To be done —
Restate each of the lines given below, word for word.

Extracted information —
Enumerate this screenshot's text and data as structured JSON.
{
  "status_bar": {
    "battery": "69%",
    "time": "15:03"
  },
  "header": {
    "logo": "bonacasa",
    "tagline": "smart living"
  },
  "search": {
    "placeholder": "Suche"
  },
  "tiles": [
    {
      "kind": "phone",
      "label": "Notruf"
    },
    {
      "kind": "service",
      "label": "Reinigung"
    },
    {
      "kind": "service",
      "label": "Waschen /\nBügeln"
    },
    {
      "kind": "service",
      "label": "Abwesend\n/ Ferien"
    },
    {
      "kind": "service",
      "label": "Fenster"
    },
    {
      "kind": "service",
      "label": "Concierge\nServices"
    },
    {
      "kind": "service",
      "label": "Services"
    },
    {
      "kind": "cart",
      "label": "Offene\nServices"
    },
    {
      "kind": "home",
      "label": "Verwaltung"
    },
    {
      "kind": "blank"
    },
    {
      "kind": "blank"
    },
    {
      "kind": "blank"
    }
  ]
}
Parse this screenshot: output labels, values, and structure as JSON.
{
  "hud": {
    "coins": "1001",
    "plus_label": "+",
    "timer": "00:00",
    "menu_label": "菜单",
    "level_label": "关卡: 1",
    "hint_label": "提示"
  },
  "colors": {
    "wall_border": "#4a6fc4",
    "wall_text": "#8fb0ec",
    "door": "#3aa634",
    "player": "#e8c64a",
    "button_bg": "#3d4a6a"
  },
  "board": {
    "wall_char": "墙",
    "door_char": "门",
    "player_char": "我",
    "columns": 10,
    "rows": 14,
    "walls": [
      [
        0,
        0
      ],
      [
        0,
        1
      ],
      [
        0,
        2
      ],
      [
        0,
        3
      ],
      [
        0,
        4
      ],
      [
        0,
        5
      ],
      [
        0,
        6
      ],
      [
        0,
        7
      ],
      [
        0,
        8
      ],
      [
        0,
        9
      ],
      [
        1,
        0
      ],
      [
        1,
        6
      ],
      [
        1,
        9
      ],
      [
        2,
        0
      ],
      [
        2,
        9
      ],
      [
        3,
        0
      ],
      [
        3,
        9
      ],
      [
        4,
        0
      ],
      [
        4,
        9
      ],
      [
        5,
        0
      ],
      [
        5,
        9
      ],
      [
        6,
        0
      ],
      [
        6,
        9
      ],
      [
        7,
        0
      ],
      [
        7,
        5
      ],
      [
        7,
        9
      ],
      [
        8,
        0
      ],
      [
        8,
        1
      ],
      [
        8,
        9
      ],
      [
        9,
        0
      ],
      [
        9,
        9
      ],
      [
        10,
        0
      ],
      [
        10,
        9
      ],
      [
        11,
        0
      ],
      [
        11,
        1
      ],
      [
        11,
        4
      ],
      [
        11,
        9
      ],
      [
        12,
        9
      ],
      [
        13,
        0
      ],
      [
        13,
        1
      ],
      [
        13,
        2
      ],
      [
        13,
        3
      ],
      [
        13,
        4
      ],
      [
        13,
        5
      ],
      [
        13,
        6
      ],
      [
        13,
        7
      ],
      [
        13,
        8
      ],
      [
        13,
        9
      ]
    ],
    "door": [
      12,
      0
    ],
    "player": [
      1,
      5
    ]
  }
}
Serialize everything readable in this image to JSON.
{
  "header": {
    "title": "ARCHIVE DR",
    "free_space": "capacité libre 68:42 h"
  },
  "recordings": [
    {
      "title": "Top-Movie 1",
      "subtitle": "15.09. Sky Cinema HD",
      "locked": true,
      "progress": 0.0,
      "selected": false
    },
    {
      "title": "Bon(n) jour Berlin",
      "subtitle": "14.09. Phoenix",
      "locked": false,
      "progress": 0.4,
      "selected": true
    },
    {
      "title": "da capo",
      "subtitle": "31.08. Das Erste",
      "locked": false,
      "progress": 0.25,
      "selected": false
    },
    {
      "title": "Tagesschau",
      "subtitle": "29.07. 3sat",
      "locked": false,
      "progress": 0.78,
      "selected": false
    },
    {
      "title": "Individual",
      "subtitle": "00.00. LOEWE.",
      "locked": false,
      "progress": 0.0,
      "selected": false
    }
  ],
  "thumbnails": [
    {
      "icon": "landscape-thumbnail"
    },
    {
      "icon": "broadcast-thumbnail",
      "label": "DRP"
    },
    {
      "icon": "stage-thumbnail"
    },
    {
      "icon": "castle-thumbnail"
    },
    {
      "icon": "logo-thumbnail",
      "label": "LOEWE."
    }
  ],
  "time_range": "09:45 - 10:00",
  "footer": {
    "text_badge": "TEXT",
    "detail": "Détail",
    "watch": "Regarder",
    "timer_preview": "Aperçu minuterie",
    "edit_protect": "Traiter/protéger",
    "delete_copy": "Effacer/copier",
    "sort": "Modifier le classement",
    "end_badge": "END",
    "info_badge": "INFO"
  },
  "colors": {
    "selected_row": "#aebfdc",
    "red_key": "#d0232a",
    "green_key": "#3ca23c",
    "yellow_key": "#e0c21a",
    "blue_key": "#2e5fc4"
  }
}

Solution to this problem —
Enumerate this screenshot's text and data as structured JSON.
{
  "status_bar": {
    "battery": "69%",
    "time": "15:03"
  },
  "header": {
    "logo": "bonacasa",
    "tagline": "smart living"
  },
  "search": {
    "placeholder": "Suche"
  },
  "tiles": [
    {
      "kind": "phone",
      "label": "Notruf"
    },
    {
      "kind": "service",
      "label": "Reinigung"
    },
    {
      "kind": "service",
      "label": "Waschen /\nBügeln"
    },
    {
      "kind": "service",
      "label": "Abwesend\n/ Ferien"
    },
    {
      "kind": "service",
      "label": "Fenster"
    },
    {
      "kind": "service",
      "label": "Concierge\nServices"
    },
    {
      "kind": "service",
      "label": "Services"
    },
    {
      "kind": "cart",
      "label": "Offene\nServices"
    },
    {
      "kind": "home",
      "label": "Verwaltung"
    },
    {
      "kind": "blank"
    },
    {
      "kind": "blank"
    },
    {
      "kind": "blank"
    }
  ]
}
Parse this screenshot: output labels, values, and structure as JSON.
{
  "hud": {
    "coins": "1001",
    "plus_label": "+",
    "timer": "00:00",
    "menu_label": "菜单",
    "level_label": "关卡: 1",
    "hint_label": "提示"
  },
  "colors": {
    "wall_border": "#4a6fc4",
    "wall_text": "#8fb0ec",
    "door": "#3aa634",
    "player": "#e8c64a",
    "button_bg": "#3d4a6a"
  },
  "board": {
    "wall_char": "墙",
    "door_char": "门",
    "player_char": "我",
    "columns": 10,
    "rows": 14,
    "walls": [
      [
        0,
        0
      ],
      [
        0,
        1
      ],
      [
        0,
        2
      ],
      [
        0,
        3
      ],
      [
        0,
        4
      ],
      [
        0,
        5
      ],
      [
        0,
        6
      ],
      [
        0,
        7
      ],
      [
        0,
        8
      ],
      [
        0,
        9
      ],
      [
        1,
        0
      ],
      [
        1,
        6
      ],
      [
        1,
        9
      ],
      [
        2,
        0
      ],
      [
        2,
        9
      ],
      [
        3,
        0
      ],
      [
        3,
        9
      ],
      [
        4,
        0
      ],
      [
        4,
        9
      ],
      [
        5,
        0
      ],
      [
        5,
        9
      ],
      [
        6,
        0
      ],
      [
        6,
        9
      ],
      [
        7,
        0
      ],
      [
        7,
        5
      ],
      [
        7,
        9
      ],
      [
        8,
        0
      ],
      [
        8,
        1
      ],
      [
        8,
        9
      ],
      [
        9,
        0
      ],
      [
        9,
        9
      ],
      [
        10,
        0
      ],
      [
        10,
        9
      ],
      [
        11,
        0
      ],
      [
        11,
        1
      ],
      [
        11,
        4
      ],
      [
        11,
        9
      ],
      [
        12,
        9
      ],
      [
        13,
        0
      ],
      [
        13,
        1
      ],
      [
        13,
        2
      ],
      [
        13,
        3
      ],
      [
        13,
        4
      ],
      [
        13,
        5
      ],
      [
        13,
        6
      ],
      [
        13,
        7
      ],
      [
        13,
        8
      ],
      [
        13,
        9
      ]
    ],
    "door": [
      12,
      0
    ],
    "player": [
      1,
      5
    ]
  }
}
Serialize everything readable in this image to JSON.
{
  "header": {
    "title": "ARCHIVE DR",
    "free_space": "capacité libre 68:42 h"
  },
  "recordings": [
    {
      "title": "Top-Movie 1",
      "subtitle": "15.09. Sky Cinema HD",
      "locked": true,
      "progress": 0.0,
      "selected": false
    },
    {
      "title": "Bon(n) jour Berlin",
      "subtitle": "14.09. Phoenix",
      "locked": false,
      "progress": 0.4,
      "selected": true
    },
    {
      "title": "da capo",
      "subtitle": "31.08. Das Erste",
      "locked": false,
      "progress": 0.25,
      "selected": false
    },
    {
      "title": "Tagesschau",
      "subtitle": "29.07. 3sat",
      "locked": false,
      "progress": 0.78,
      "selected": false
    },
    {
      "title": "Individual",
      "subtitle": "00.00. LOEWE.",
      "locked": false,
      "progress": 0.0,
      "selected": false
    }
  ],
  "thumbnails": [
    {
      "icon": "landscape-thumbnail"
    },
    {
      "icon": "broadcast-thumbnail",
      "label": "DRP"
    },
    {
      "icon": "stage-thumbnail"
    },
    {
      "icon": "castle-thumbnail"
    },
    {
      "icon": "logo-thumbnail",
      "label": "LOEWE."
    }
  ],
  "time_range": "09:45 - 10:00",
  "footer": {
    "text_badge": "TEXT",
    "detail": "Détail",
    "watch": "Regarder",
    "timer_preview": "Aperçu minuterie",
    "edit_protect": "Traiter/protéger",
    "delete_copy": "Effacer/copier",
    "sort": "Modifier le classement",
    "end_badge": "END",
    "info_badge": "INFO"
  },
  "colors": {
    "selected_row": "#aebfdc",
    "red_key": "#d0232a",
    "green_key": "#3ca23c",
    "yellow_key": "#e0c21a",
    "blue_key": "#2e5fc4"
  }
}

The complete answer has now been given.